_WHAT NEEDS TO BE DONE_
All of the material below is to be repeated exactly.
-------- RAW DATA --------
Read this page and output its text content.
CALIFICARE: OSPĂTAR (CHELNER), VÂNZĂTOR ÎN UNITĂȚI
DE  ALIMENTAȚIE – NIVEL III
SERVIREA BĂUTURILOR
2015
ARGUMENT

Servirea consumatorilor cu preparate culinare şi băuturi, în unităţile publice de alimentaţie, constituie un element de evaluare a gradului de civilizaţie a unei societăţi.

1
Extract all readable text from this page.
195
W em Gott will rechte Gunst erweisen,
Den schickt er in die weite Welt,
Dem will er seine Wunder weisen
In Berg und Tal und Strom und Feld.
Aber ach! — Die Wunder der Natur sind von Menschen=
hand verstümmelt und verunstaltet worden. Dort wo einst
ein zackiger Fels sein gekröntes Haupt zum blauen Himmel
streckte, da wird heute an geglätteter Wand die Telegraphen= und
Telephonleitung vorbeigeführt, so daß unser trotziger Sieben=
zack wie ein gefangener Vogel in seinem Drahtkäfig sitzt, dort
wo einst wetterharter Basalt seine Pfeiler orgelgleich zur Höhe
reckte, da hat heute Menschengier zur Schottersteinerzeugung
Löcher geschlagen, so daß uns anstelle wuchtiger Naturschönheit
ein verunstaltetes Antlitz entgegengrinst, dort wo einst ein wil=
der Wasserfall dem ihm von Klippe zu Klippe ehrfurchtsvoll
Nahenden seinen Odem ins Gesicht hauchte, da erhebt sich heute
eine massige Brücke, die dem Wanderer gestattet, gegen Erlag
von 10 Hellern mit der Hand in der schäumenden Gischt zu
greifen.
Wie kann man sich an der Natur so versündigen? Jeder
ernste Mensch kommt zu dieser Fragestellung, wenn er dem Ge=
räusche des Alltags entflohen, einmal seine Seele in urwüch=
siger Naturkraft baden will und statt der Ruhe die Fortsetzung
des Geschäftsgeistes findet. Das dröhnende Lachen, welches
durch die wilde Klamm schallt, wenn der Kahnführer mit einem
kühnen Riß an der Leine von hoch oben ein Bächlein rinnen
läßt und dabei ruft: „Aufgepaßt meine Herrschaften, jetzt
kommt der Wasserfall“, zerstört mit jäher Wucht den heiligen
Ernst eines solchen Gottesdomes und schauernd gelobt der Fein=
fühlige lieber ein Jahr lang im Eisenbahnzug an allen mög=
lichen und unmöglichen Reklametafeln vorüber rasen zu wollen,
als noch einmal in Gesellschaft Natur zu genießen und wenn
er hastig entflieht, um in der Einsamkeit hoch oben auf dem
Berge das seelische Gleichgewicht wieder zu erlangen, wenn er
--------
_OUTPUT OF THE TASK_
Read this page and output its text content.
CALIFICARE: OSPĂTAR (CHELNER), VÂNZĂTOR ÎN UNITĂȚI
DE  ALIMENTAȚIE – NIVEL III
SERVIREA BĂUTURILOR
2015
ARGUMENT

Servirea consumatorilor cu preparate culinare şi băuturi, în unităţile publice de alimentaţie, constituie un element de evaluare a gradului de civilizaţie a unei societăţi.

1
Extract all readable text from this page.
195
W em Gott will rechte Gunst erweisen,
Den schickt er in die weite Welt,
Dem will er seine Wunder weisen
In Berg und Tal und Strom und Feld.
Aber ach! — Die Wunder der Natur sind von Menschen=
hand verstümmelt und verunstaltet worden. Dort wo einst
ein zackiger Fels sein gekröntes Haupt zum blauen Himmel
streckte, da wird heute an geglätteter Wand die Telegraphen= und
Telephonleitung vorbeigeführt, so daß unser trotziger Sieben=
zack wie ein gefangener Vogel in seinem Drahtkäfig sitzt, dort
wo einst wetterharter Basalt seine Pfeiler orgelgleich zur Höhe
reckte, da hat heute Menschengier zur Schottersteinerzeugung
Löcher geschlagen, so daß uns anstelle wuchtiger Naturschönheit
ein verunstaltetes Antlitz entgegengrinst, dort wo einst ein wil=
der Wasserfall dem ihm von Klippe zu Klippe ehrfurchtsvoll
Nahenden seinen Odem ins Gesicht hauchte, da erhebt sich heute
eine massige Brücke, die dem Wanderer gestattet, gegen Erlag
von 10 Hellern mit der Hand in der schäumenden Gischt zu
greifen.
Wie kann man sich an der Natur so versündigen? Jeder
ernste Mensch kommt zu dieser Fragestellung, wenn er dem Ge=
räusche des Alltags entflohen, einmal seine Seele in urwüch=
siger Naturkraft baden will und statt der Ruhe die Fortsetzung
des Geschäftsgeistes findet. Das dröhnende Lachen, welches
durch die wilde Klamm schallt, wenn der Kahnführer mit einem
kühnen Riß an der Leine von hoch oben ein Bächlein rinnen
läßt und dabei ruft: „Aufgepaßt meine Herrschaften, jetzt
kommt der Wasserfall“, zerstört mit jäher Wucht den heiligen
Ernst eines solchen Gottesdomes und schauernd gelobt der Fein=
fühlige lieber ein Jahr lang im Eisenbahnzug an allen mög=
lichen und unmöglichen Reklametafeln vorüber rasen zu wollen,
als noch einmal in Gesellschaft Natur zu genießen und wenn
er hastig entflieht, um in der Einsamkeit hoch oben auf dem
Berge das seelische Gleichgewicht wieder zu erlangen, wenn er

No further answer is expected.